(Items from a data source)

________________________

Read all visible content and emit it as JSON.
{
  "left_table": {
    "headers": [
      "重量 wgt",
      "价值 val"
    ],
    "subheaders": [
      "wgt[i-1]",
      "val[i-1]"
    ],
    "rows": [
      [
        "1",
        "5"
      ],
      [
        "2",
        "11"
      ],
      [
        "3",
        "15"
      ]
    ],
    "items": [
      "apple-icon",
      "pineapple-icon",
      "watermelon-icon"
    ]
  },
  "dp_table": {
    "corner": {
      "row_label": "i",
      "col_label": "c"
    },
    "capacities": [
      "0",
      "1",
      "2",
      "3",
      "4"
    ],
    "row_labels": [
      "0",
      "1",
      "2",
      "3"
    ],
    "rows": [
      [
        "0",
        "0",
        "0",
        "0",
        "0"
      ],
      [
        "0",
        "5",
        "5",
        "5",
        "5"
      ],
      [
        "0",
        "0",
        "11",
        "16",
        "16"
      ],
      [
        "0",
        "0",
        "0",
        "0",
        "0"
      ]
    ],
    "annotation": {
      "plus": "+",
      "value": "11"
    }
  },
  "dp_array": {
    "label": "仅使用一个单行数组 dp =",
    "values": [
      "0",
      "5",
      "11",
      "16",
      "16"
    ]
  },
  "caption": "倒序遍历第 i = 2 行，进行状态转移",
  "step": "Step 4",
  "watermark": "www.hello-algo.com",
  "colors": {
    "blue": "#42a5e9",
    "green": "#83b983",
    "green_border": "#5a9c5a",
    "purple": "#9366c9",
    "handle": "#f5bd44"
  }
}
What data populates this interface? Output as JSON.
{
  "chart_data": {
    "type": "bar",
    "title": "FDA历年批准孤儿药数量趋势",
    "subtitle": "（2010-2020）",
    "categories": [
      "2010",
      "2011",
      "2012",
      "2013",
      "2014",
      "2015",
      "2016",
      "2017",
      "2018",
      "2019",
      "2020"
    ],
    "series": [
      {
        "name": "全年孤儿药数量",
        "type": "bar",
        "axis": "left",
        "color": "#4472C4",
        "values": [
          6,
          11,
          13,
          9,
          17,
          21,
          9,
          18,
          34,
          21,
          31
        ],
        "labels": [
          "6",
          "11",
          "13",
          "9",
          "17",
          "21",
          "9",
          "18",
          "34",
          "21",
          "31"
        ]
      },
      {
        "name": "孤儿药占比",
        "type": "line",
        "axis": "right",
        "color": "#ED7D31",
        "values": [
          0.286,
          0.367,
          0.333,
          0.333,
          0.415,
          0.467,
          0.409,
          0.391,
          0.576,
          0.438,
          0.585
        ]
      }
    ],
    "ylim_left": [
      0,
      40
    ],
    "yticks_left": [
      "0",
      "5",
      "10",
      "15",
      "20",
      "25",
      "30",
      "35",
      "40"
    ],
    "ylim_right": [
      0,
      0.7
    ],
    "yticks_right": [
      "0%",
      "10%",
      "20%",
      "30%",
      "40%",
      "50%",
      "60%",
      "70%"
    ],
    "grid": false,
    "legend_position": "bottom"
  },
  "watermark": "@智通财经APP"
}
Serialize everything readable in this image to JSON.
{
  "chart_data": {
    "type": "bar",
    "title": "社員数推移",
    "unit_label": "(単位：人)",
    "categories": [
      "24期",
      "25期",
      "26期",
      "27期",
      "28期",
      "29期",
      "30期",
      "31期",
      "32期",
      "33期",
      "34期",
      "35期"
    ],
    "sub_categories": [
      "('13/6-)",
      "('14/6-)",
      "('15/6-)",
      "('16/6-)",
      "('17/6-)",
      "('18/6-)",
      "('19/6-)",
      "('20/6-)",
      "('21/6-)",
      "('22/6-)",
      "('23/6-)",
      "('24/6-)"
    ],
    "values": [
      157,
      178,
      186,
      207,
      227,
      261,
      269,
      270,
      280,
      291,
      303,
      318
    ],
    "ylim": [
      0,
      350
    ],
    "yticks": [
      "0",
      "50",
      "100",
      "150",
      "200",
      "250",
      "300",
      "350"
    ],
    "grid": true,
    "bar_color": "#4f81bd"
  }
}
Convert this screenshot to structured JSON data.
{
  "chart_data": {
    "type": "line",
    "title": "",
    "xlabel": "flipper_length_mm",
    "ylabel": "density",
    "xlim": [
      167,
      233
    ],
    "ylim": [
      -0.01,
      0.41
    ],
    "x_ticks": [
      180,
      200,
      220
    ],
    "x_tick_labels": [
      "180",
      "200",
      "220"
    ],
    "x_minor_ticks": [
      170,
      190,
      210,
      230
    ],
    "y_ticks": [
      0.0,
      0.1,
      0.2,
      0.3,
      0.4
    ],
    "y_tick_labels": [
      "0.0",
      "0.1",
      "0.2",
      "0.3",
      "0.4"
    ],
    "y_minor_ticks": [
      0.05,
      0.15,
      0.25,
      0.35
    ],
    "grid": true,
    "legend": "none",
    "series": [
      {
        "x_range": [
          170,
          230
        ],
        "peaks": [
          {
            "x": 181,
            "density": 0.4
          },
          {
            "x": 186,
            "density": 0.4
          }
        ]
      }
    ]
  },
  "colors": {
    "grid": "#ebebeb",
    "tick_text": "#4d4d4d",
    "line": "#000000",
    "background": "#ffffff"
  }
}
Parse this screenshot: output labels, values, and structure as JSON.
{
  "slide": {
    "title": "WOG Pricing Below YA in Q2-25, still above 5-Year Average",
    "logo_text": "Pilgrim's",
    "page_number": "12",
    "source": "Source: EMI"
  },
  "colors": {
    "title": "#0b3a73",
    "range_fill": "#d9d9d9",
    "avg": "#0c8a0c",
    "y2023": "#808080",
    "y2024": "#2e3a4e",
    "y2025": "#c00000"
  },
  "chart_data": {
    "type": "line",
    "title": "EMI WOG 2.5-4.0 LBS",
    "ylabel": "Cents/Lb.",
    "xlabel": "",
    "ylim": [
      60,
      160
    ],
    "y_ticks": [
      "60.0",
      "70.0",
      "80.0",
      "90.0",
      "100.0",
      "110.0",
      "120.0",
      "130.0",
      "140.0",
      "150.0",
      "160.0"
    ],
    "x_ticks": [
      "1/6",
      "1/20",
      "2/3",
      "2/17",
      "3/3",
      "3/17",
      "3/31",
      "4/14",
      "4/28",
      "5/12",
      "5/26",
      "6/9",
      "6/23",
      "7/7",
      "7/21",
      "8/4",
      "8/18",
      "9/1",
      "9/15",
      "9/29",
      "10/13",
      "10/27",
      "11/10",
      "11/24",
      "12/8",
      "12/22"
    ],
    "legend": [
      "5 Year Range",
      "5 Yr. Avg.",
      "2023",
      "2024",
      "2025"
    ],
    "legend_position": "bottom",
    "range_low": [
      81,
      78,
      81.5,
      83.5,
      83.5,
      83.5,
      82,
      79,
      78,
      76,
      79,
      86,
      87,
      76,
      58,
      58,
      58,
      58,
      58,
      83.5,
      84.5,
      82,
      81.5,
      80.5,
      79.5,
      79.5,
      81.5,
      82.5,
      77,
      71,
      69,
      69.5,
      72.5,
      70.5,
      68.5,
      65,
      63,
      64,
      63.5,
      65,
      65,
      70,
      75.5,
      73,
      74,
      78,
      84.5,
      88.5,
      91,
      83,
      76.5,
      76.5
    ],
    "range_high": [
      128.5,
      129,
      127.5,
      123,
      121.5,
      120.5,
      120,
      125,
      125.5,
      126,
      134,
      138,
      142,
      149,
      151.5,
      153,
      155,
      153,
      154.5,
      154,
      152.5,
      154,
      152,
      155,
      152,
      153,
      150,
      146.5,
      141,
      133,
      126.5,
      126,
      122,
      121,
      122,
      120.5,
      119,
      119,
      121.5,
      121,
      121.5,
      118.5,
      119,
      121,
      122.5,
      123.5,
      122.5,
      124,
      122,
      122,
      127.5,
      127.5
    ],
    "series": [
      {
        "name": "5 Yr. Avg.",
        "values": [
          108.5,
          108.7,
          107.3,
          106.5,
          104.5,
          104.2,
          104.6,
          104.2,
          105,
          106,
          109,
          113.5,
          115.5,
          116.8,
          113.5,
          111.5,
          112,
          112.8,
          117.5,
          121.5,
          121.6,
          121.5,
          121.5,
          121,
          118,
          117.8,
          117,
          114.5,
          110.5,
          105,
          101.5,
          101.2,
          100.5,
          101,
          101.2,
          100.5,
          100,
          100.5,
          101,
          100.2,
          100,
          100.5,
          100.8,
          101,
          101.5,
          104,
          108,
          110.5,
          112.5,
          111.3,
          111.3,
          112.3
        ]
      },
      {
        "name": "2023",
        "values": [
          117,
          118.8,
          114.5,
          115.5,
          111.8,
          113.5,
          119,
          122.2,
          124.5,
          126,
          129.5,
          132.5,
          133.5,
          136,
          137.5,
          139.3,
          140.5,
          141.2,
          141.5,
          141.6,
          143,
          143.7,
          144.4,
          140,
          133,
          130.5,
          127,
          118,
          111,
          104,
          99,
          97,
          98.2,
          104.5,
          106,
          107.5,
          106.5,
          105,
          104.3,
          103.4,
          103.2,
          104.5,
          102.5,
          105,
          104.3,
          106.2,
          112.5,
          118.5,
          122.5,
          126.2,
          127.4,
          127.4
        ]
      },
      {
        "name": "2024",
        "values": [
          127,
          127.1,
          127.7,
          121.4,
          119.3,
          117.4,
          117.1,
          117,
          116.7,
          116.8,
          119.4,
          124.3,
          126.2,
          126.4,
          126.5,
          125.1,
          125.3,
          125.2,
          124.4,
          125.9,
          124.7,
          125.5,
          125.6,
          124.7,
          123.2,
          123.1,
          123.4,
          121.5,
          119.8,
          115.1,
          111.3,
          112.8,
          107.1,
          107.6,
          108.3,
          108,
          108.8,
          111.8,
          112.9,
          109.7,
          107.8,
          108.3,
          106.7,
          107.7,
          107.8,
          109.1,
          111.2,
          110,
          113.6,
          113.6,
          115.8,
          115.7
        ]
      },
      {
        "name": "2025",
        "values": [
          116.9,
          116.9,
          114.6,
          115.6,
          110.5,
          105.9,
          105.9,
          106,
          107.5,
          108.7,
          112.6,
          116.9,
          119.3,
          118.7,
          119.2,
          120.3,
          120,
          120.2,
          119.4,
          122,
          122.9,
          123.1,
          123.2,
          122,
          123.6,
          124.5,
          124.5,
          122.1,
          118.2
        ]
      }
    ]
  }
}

________________________

-- Instruction --
Look for lines containing the string "Year" and copy them all.

-- Solution for this problem --
    "title": "WOG Pricing Below YA in Q2-25, still above 5-Year Average",
      "5 Year Range",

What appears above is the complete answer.